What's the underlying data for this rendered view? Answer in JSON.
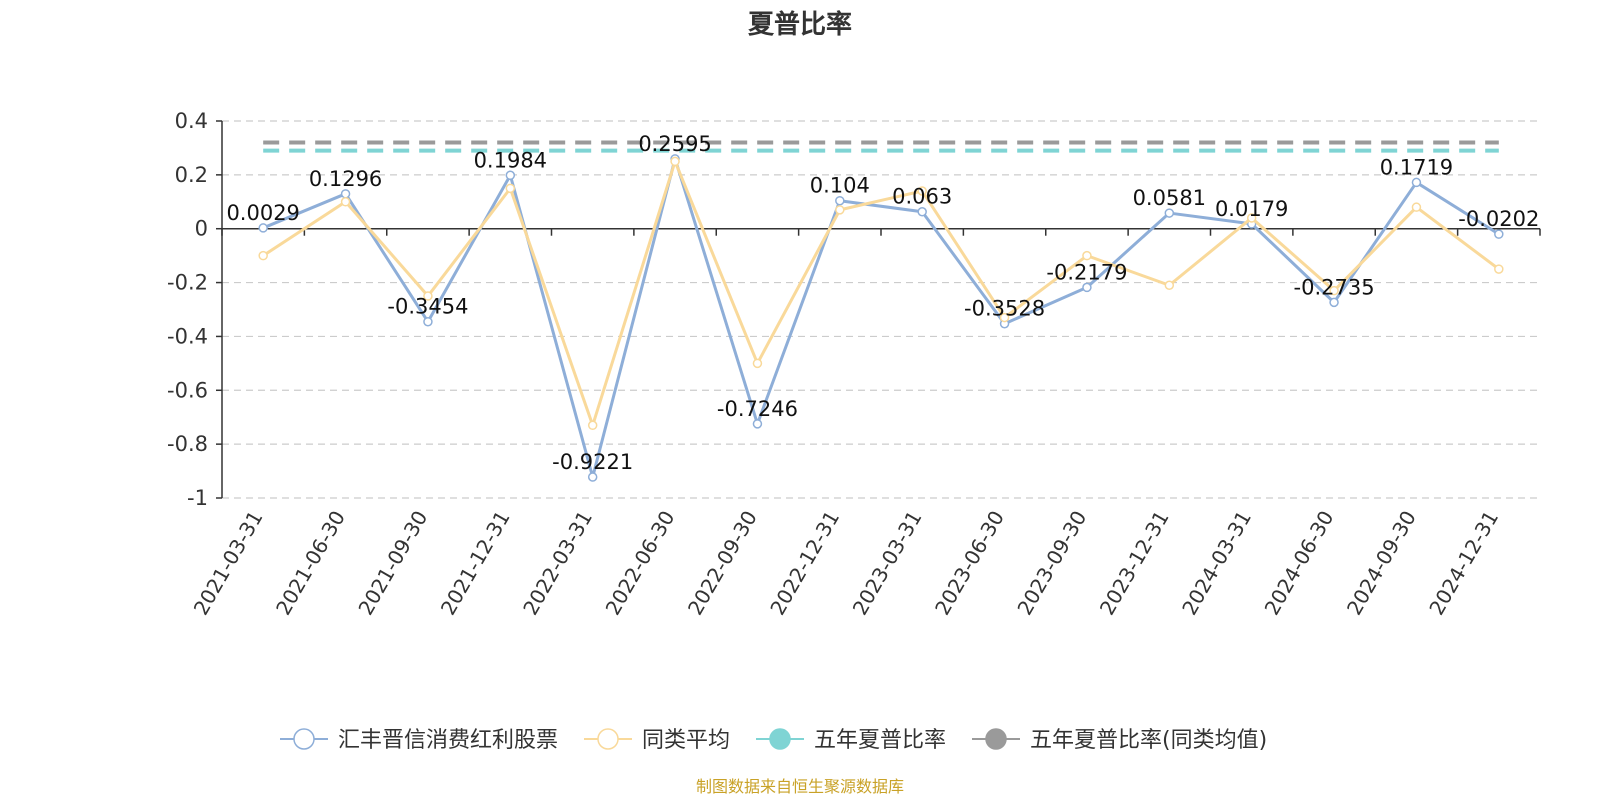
{
  "chart_data": {
    "type": "line",
    "title": "夏普比率",
    "categories": [
      "2021-03-31",
      "2021-06-30",
      "2021-09-30",
      "2021-12-31",
      "2022-03-31",
      "2022-06-30",
      "2022-09-30",
      "2022-12-31",
      "2023-03-31",
      "2023-06-30",
      "2023-09-30",
      "2023-12-31",
      "2024-03-31",
      "2024-06-30",
      "2024-09-30",
      "2024-12-31"
    ],
    "ylim": [
      -1,
      0.4
    ],
    "yticks": [
      0.4,
      0.2,
      0,
      -0.2,
      -0.4,
      -0.6,
      -0.8,
      -1
    ],
    "ytick_labels": [
      "0.4",
      "0.2",
      "0",
      "-0.2",
      "-0.4",
      "-0.6",
      "-0.8",
      "-1"
    ],
    "grid": true,
    "legend_position": "bottom",
    "series": [
      {
        "name": "汇丰晋信消费红利股票",
        "color": "#8eaed8",
        "values": [
          0.0029,
          0.1296,
          -0.3454,
          0.1984,
          -0.9221,
          0.2595,
          -0.7246,
          0.104,
          0.063,
          -0.3528,
          -0.2179,
          0.0581,
          0.0179,
          -0.2735,
          0.1719,
          -0.0202
        ],
        "labels": [
          "0.0029",
          "0.1296",
          "-0.3454",
          "0.1984",
          "-0.9221",
          "0.2595",
          "-0.7246",
          "0.104",
          "0.063",
          "-0.3528",
          "-0.2179",
          "0.0581",
          "0.0179",
          "-0.2735",
          "0.1719",
          "-0.0202"
        ]
      },
      {
        "name": "同类平均",
        "color": "#f9d99a",
        "values": [
          -0.1,
          0.1,
          -0.25,
          0.15,
          -0.73,
          0.25,
          -0.5,
          0.07,
          0.14,
          -0.33,
          -0.1,
          -0.21,
          0.04,
          -0.23,
          0.08,
          -0.15
        ]
      },
      {
        "name": "五年夏普比率",
        "color": "#7fd4d4",
        "constant": 0.29
      },
      {
        "name": "五年夏普比率(同类均值)",
        "color": "#9a9a9a",
        "constant": 0.32
      }
    ]
  },
  "source": "制图数据来自恒生聚源数据库"
}
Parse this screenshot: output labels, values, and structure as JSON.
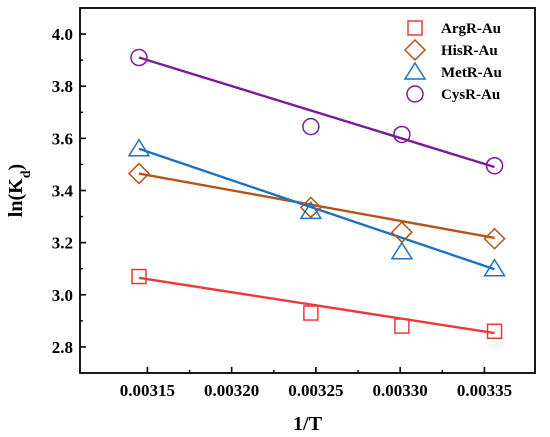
+---+
▸ **Challenge**: Exactly reproduce each record, leaving out any pictures.

▸ **Problem solution**:
What's the underlying data for this rendered view? Answer in JSON.
{
  "chart_data": {
    "type": "line",
    "title": "夏普比率",
    "categories": [
      "2021-03-31",
      "2021-06-30",
      "2021-09-30",
      "2021-12-31",
      "2022-03-31",
      "2022-06-30",
      "2022-09-30",
      "2022-12-31",
      "2023-03-31",
      "2023-06-30",
      "2023-09-30",
      "2023-12-31",
      "2024-03-31",
      "2024-06-30",
      "2024-09-30",
      "2024-12-31"
    ],
    "ylim": [
      -1,
      0.4
    ],
    "yticks": [
      0.4,
      0.2,
      0,
      -0.2,
      -0.4,
      -0.6,
      -0.8,
      -1
    ],
    "ytick_labels": [
      "0.4",
      "0.2",
      "0",
      "-0.2",
      "-0.4",
      "-0.6",
      "-0.8",
      "-1"
    ],
    "grid": true,
    "legend_position": "bottom",
    "series": [
      {
        "name": "汇丰晋信消费红利股票",
        "color": "#8eaed8",
        "values": [
          0.0029,
          0.1296,
          -0.3454,
          0.1984,
          -0.9221,
          0.2595,
          -0.7246,
          0.104,
          0.063,
          -0.3528,
          -0.2179,
          0.0581,
          0.0179,
          -0.2735,
          0.1719,
          -0.0202
        ],
        "labels": [
          "0.0029",
          "0.1296",
          "-0.3454",
          "0.1984",
          "-0.9221",
          "0.2595",
          "-0.7246",
          "0.104",
          "0.063",
          "-0.3528",
          "-0.2179",
          "0.0581",
          "0.0179",
          "-0.2735",
          "0.1719",
          "-0.0202"
        ]
      },
      {
        "name": "同类平均",
        "color": "#f9d99a",
        "values": [
          -0.1,
          0.1,
          -0.25,
          0.15,
          -0.73,
          0.25,
          -0.5,
          0.07,
          0.14,
          -0.33,
          -0.1,
          -0.21,
          0.04,
          -0.23,
          0.08,
          -0.15
        ]
      },
      {
        "name": "五年夏普比率",
        "color": "#7fd4d4",
        "constant": 0.29
      },
      {
        "name": "五年夏普比率(同类均值)",
        "color": "#9a9a9a",
        "constant": 0.32
      }
    ]
  },
  "source": "制图数据来自恒生聚源数据库"
}
Parse this screenshot: output labels, values, and structure as JSON.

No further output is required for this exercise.